In the data below, find every line with the string "Assist" and pull it out.

__________________________________________________

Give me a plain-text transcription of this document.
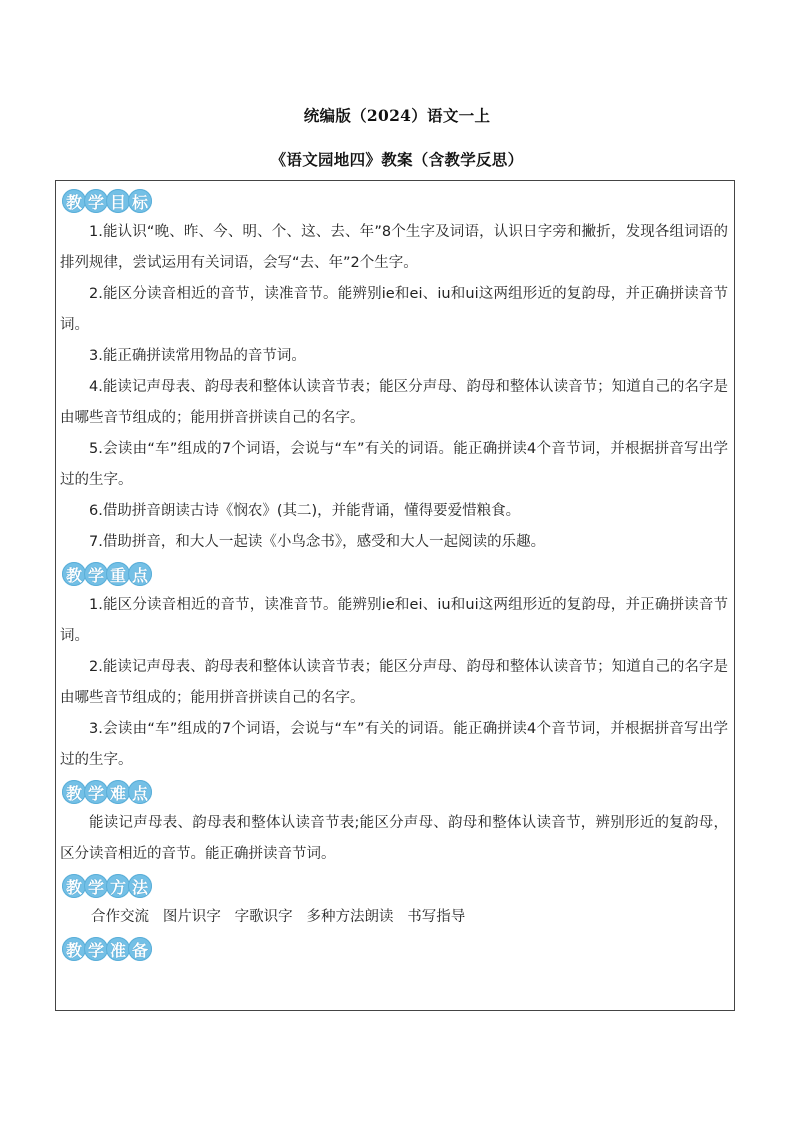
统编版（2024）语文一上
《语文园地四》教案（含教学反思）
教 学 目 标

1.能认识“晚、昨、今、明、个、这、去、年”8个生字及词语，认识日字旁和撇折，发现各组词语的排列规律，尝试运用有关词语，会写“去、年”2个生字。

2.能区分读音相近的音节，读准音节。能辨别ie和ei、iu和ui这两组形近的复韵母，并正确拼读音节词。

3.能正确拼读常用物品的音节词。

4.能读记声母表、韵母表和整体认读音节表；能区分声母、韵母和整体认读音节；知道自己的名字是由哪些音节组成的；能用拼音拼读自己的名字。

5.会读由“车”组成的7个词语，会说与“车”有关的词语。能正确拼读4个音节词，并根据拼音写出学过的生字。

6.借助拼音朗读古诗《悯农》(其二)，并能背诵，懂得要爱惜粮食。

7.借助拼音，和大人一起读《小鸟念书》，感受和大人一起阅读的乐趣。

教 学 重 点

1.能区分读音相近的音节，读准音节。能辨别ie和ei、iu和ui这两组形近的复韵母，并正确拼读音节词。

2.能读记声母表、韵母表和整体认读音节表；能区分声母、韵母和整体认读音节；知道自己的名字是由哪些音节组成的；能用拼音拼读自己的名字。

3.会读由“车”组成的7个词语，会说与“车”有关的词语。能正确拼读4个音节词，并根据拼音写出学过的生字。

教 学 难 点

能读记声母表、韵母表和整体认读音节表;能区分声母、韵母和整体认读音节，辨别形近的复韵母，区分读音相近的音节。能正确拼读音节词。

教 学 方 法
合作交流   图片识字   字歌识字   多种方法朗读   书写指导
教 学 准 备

__________________________________________________

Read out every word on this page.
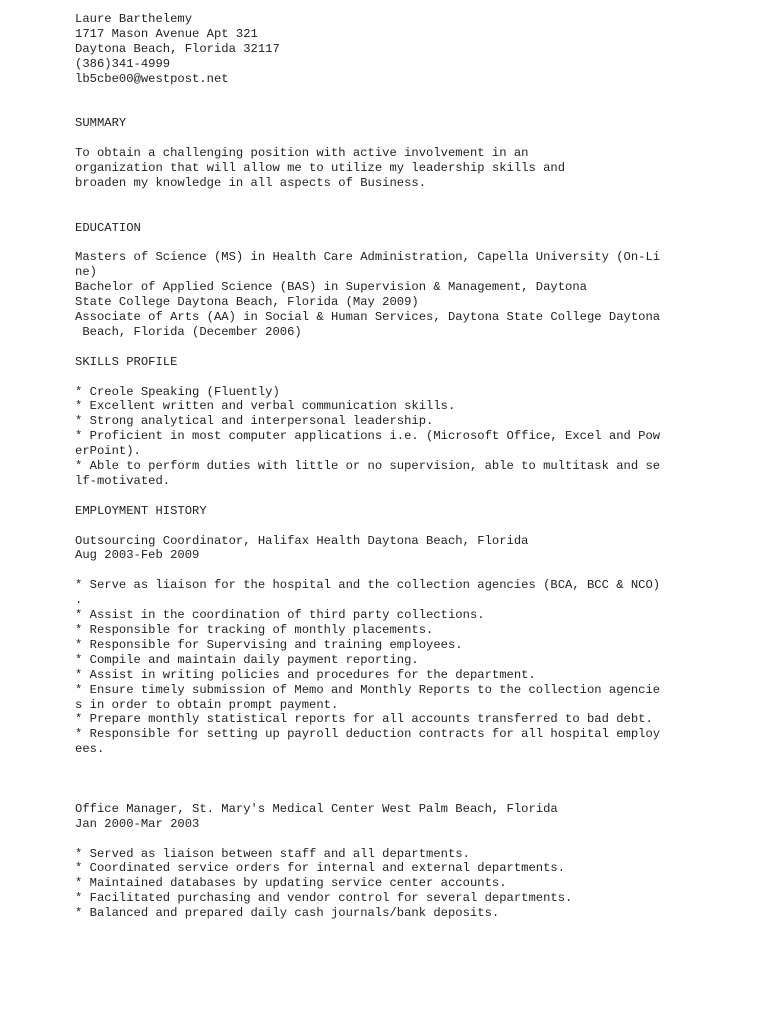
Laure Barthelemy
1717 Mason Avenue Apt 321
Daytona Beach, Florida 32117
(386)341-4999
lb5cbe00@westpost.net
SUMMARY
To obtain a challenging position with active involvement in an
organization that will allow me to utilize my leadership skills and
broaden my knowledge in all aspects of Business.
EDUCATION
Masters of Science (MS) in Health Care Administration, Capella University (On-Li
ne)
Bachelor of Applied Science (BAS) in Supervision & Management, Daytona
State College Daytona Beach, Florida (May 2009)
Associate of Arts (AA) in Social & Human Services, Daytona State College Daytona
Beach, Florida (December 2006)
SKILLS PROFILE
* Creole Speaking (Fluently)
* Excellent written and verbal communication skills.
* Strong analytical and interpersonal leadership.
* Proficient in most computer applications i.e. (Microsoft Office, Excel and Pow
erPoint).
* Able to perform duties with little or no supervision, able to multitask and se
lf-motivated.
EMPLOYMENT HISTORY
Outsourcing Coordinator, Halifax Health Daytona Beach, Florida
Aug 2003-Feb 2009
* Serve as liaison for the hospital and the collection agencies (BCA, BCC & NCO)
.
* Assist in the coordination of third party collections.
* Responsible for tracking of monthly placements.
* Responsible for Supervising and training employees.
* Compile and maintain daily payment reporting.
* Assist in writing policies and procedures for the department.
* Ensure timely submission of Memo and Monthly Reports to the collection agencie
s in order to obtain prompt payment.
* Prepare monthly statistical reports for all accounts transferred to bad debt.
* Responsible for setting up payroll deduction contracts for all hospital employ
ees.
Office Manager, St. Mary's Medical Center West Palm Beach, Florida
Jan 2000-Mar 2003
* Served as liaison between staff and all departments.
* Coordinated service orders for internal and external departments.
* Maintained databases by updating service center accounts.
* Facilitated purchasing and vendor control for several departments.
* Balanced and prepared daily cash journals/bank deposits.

__________________________________________________

- EXPECTED OUTPUT:
* Assist in the coordination of third party collections.
* Assist in writing policies and procedures for the department.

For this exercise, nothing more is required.